··· Data

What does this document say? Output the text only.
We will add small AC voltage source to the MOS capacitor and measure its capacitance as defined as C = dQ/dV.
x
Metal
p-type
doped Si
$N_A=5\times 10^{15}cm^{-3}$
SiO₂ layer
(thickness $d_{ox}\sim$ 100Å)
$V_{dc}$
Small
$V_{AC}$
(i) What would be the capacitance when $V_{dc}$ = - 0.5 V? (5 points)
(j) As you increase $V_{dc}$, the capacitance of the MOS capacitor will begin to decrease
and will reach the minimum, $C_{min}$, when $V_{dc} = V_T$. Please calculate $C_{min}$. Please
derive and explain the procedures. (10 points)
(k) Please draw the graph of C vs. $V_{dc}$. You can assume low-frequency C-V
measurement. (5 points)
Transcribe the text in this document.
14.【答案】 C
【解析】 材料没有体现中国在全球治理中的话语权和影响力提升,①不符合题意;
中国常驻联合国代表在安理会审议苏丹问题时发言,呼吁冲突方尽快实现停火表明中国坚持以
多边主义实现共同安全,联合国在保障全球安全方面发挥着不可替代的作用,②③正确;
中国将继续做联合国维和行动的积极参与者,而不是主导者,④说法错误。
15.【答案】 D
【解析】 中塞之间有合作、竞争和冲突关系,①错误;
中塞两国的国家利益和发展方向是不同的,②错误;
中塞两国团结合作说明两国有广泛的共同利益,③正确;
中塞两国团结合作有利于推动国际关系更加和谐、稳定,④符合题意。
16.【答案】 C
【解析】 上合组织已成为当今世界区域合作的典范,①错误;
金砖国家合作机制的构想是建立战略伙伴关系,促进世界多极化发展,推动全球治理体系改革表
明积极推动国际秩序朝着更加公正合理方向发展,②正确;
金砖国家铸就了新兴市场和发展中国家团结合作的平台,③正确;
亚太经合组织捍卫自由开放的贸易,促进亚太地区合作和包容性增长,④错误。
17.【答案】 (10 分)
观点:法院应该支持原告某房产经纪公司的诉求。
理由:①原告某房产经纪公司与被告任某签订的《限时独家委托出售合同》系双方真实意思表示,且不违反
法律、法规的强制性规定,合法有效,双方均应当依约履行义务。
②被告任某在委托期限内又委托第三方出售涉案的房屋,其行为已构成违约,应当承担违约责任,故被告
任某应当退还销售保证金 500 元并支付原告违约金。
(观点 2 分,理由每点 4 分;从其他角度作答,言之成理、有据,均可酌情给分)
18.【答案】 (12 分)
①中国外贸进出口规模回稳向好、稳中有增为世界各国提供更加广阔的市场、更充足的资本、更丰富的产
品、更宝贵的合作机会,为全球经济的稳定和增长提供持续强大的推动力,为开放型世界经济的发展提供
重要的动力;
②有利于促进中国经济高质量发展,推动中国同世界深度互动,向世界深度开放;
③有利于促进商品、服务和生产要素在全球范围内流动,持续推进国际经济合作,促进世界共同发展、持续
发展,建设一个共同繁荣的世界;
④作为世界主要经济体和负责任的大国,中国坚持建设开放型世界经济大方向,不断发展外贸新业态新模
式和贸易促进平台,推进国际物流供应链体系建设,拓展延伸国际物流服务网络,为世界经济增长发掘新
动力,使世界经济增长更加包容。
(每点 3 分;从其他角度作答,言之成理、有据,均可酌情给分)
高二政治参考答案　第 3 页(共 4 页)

······

#### Task details
Word for word, quote all of the data above.

#### Written response
What does this document say? Output the text only.
We will add small AC voltage source to the MOS capacitor and measure its capacitance as defined as C = dQ/dV.
x
Metal
p-type
doped Si
$N_A=5\times 10^{15}cm^{-3}$
SiO₂ layer
(thickness $d_{ox}\sim$ 100Å)
$V_{dc}$
Small
$V_{AC}$
(i) What would be the capacitance when $V_{dc}$ = - 0.5 V? (5 points)
(j) As you increase $V_{dc}$, the capacitance of the MOS capacitor will begin to decrease
and will reach the minimum, $C_{min}$, when $V_{dc} = V_T$. Please calculate $C_{min}$. Please
derive and explain the procedures. (10 points)
(k) Please draw the graph of C vs. $V_{dc}$. You can assume low-frequency C-V
measurement. (5 points)
Transcribe the text in this document.
14.【答案】 C
【解析】 材料没有体现中国在全球治理中的话语权和影响力提升,①不符合题意;
中国常驻联合国代表在安理会审议苏丹问题时发言,呼吁冲突方尽快实现停火表明中国坚持以
多边主义实现共同安全,联合国在保障全球安全方面发挥着不可替代的作用,②③正确;
中国将继续做联合国维和行动的积极参与者,而不是主导者,④说法错误。
15.【答案】 D
【解析】 中塞之间有合作、竞争和冲突关系,①错误;
中塞两国的国家利益和发展方向是不同的,②错误;
中塞两国团结合作说明两国有广泛的共同利益,③正确;
中塞两国团结合作有利于推动国际关系更加和谐、稳定,④符合题意。
16.【答案】 C
【解析】 上合组织已成为当今世界区域合作的典范,①错误;
金砖国家合作机制的构想是建立战略伙伴关系,促进世界多极化发展,推动全球治理体系改革表
明积极推动国际秩序朝着更加公正合理方向发展,②正确;
金砖国家铸就了新兴市场和发展中国家团结合作的平台,③正确;
亚太经合组织捍卫自由开放的贸易,促进亚太地区合作和包容性增长,④错误。
17.【答案】 (10 分)
观点:法院应该支持原告某房产经纪公司的诉求。
理由:①原告某房产经纪公司与被告任某签订的《限时独家委托出售合同》系双方真实意思表示,且不违反
法律、法规的强制性规定,合法有效,双方均应当依约履行义务。
②被告任某在委托期限内又委托第三方出售涉案的房屋,其行为已构成违约,应当承担违约责任,故被告
任某应当退还销售保证金 500 元并支付原告违约金。
(观点 2 分,理由每点 4 分;从其他角度作答,言之成理、有据,均可酌情给分)
18.【答案】 (12 分)
①中国外贸进出口规模回稳向好、稳中有增为世界各国提供更加广阔的市场、更充足的资本、更丰富的产
品、更宝贵的合作机会,为全球经济的稳定和增长提供持续强大的推动力,为开放型世界经济的发展提供
重要的动力;
②有利于促进中国经济高质量发展,推动中国同世界深度互动,向世界深度开放;
③有利于促进商品、服务和生产要素在全球范围内流动,持续推进国际经济合作,促进世界共同发展、持续
发展,建设一个共同繁荣的世界;
④作为世界主要经济体和负责任的大国,中国坚持建设开放型世界经济大方向,不断发展外贸新业态新模
式和贸易促进平台,推进国际物流供应链体系建设,拓展延伸国际物流服务网络,为世界经济增长发掘新
动力,使世界经济增长更加包容。
(每点 3 分;从其他角度作答,言之成理、有据,均可酌情给分)
高二政治参考答案　第 3 页(共 4 页)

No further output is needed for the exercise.